• [Requirement] Read the lines below. Copy out any that hold the string "NVDA".

Stored data:
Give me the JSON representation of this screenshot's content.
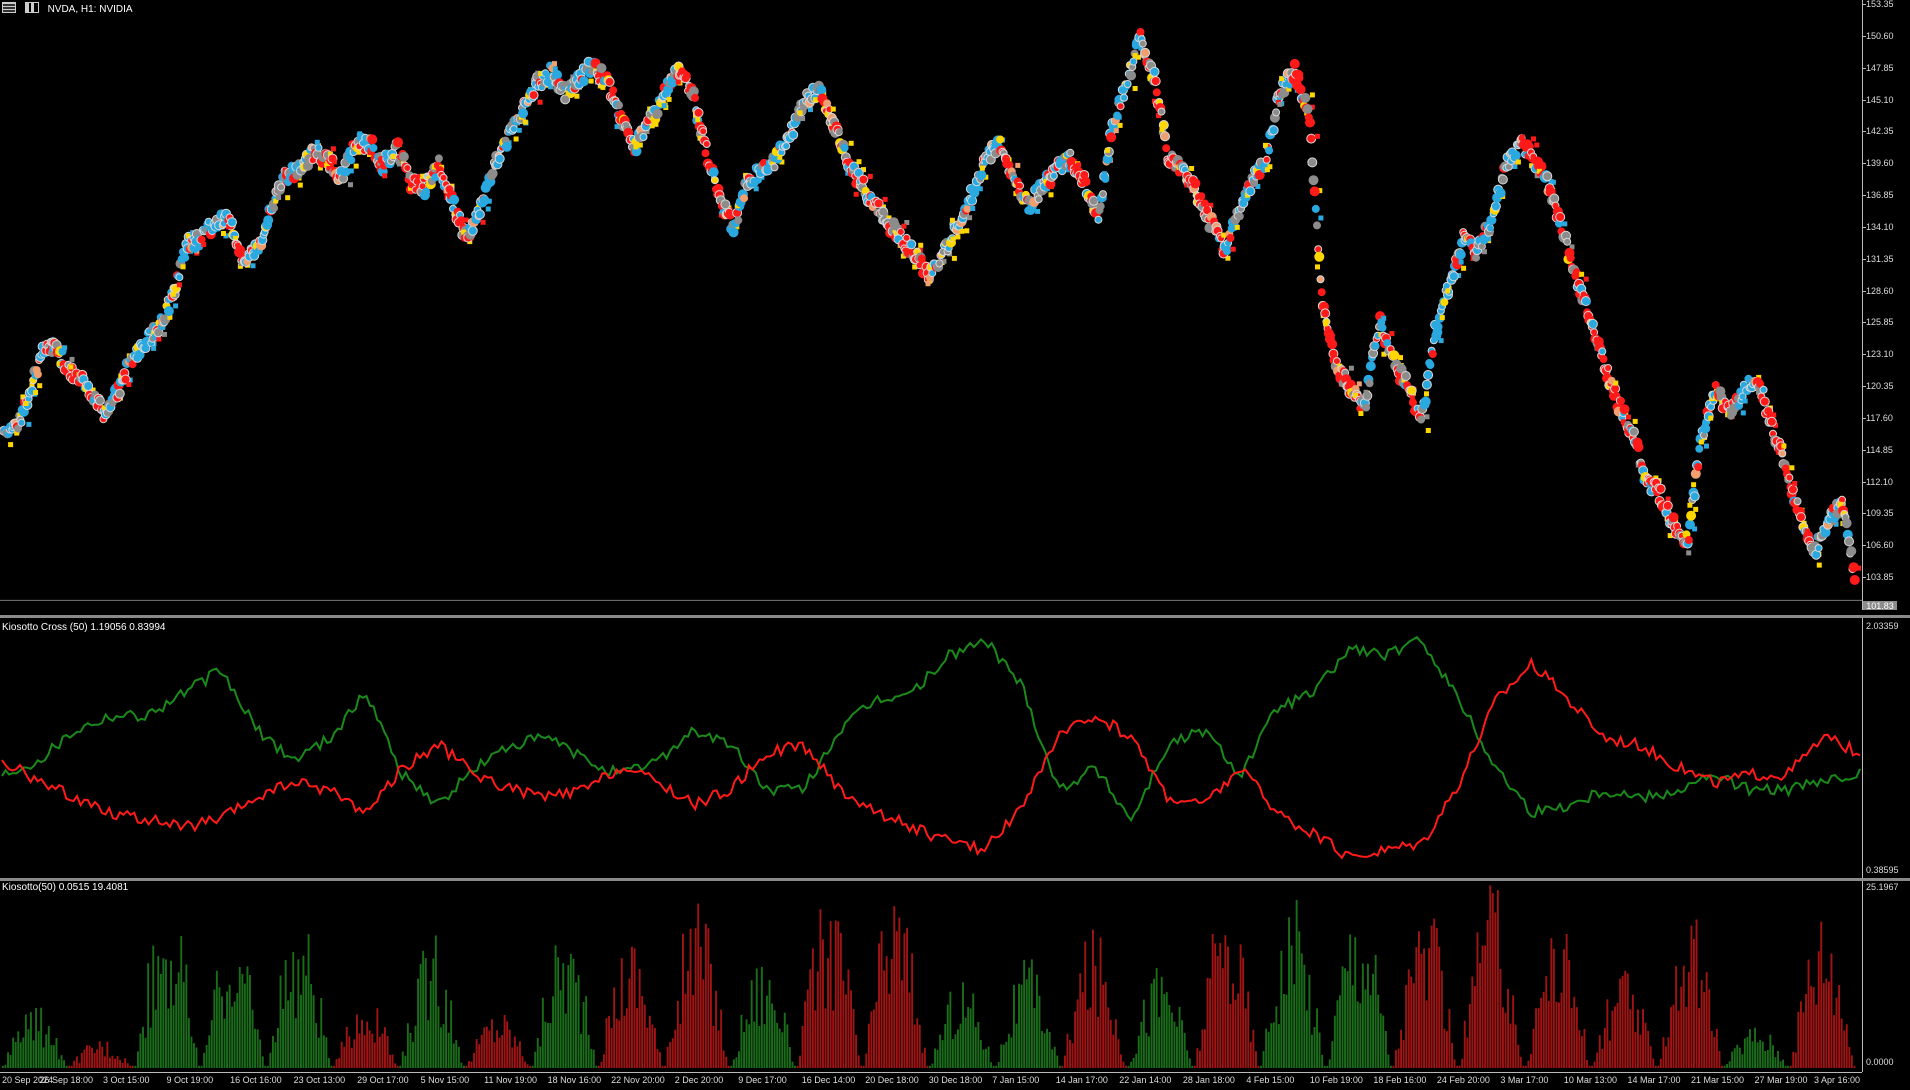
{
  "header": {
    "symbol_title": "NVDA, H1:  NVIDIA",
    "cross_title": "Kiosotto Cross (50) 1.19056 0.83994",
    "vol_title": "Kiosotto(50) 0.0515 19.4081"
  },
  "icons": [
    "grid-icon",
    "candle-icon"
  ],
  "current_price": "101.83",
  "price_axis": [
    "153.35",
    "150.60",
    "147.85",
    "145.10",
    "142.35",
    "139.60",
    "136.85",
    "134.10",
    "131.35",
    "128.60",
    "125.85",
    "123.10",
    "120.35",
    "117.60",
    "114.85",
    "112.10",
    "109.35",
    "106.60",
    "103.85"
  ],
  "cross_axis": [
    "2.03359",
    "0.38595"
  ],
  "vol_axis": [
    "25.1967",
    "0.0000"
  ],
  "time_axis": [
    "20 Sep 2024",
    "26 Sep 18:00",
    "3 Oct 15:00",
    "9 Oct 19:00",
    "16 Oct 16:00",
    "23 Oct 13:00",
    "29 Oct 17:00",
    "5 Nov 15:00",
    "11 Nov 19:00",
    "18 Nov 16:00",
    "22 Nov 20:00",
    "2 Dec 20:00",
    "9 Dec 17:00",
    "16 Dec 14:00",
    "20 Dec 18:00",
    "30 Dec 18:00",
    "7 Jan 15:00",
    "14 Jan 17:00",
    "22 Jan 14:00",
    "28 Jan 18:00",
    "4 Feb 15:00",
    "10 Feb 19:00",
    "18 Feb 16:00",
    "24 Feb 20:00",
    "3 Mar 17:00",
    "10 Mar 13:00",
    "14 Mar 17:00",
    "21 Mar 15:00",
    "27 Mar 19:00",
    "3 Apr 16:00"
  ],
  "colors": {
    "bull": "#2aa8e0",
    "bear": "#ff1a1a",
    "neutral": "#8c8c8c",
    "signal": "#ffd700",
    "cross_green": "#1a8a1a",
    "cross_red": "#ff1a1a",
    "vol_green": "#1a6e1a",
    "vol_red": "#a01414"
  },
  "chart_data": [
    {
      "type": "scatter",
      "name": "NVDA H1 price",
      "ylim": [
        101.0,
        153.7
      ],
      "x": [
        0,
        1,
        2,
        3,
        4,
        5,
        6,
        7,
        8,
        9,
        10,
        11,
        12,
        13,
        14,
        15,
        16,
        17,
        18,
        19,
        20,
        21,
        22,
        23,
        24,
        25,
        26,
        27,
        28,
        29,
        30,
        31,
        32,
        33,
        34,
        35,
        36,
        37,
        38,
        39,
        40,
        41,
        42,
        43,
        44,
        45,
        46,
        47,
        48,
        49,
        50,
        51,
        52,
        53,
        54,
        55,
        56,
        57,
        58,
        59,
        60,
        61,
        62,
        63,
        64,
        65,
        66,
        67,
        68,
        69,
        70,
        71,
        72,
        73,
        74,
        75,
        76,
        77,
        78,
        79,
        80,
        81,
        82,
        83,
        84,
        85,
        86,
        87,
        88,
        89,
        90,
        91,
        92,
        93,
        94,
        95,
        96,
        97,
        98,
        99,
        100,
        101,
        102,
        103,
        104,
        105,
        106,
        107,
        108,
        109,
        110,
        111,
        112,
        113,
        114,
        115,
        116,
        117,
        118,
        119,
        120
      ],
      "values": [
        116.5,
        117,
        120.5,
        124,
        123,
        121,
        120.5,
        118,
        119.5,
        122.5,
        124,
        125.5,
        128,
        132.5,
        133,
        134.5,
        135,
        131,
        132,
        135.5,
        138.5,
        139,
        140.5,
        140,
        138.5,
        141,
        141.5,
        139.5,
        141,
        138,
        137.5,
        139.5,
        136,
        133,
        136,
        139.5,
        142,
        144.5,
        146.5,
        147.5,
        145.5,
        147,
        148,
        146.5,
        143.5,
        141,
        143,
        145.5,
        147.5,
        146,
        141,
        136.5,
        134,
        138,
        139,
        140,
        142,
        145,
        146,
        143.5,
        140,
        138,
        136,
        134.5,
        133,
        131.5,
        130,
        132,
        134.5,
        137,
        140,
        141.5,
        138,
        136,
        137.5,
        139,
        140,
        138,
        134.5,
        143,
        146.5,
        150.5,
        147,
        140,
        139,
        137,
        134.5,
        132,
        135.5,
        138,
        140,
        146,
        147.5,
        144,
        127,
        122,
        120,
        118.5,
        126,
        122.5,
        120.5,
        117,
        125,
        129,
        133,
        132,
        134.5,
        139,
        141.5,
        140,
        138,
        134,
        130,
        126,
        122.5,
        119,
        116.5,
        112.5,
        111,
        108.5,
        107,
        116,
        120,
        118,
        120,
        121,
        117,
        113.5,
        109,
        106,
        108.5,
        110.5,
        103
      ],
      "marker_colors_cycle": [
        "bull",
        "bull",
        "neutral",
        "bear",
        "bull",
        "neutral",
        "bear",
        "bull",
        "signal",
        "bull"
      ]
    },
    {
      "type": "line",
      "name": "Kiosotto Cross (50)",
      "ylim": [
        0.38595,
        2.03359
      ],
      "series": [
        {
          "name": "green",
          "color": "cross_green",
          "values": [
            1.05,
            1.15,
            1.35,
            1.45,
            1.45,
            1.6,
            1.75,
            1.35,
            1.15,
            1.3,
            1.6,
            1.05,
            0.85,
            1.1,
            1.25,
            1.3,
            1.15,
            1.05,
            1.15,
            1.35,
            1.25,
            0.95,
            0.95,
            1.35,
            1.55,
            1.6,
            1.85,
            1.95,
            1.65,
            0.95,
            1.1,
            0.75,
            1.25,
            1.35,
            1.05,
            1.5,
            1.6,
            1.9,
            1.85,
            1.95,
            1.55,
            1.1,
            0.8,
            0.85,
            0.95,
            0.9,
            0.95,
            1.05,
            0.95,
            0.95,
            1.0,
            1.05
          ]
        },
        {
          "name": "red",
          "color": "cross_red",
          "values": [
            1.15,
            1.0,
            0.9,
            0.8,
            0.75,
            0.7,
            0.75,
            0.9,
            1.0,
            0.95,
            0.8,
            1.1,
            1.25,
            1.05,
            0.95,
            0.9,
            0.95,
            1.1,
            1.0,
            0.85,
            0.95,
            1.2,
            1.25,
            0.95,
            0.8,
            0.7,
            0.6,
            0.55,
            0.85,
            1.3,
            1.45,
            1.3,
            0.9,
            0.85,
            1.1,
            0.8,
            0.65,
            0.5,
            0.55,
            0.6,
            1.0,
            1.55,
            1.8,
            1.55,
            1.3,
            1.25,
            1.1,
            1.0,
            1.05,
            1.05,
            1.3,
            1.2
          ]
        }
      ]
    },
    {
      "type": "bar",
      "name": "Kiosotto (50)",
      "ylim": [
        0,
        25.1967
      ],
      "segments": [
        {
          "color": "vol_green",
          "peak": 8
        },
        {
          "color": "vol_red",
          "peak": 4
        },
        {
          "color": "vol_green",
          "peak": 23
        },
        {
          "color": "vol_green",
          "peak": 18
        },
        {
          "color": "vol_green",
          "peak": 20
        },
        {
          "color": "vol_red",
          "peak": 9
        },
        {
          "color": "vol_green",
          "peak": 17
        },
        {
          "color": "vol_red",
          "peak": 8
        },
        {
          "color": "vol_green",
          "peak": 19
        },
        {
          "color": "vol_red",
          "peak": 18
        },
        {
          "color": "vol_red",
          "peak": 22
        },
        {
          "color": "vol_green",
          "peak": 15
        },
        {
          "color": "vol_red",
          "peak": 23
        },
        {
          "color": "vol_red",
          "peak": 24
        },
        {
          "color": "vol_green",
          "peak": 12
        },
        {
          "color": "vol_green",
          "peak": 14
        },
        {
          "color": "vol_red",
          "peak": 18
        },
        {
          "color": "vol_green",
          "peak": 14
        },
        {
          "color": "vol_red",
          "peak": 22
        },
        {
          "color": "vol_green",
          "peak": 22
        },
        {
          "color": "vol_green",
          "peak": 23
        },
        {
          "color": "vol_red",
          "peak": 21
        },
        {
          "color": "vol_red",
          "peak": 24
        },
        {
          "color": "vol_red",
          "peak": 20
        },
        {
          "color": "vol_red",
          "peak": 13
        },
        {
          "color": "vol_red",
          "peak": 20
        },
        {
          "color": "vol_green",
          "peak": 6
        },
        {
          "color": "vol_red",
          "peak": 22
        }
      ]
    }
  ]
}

• [Task response]
    "symbol_title": "NVDA, H1:  NVIDIA",
      "name": "NVDA H1 price",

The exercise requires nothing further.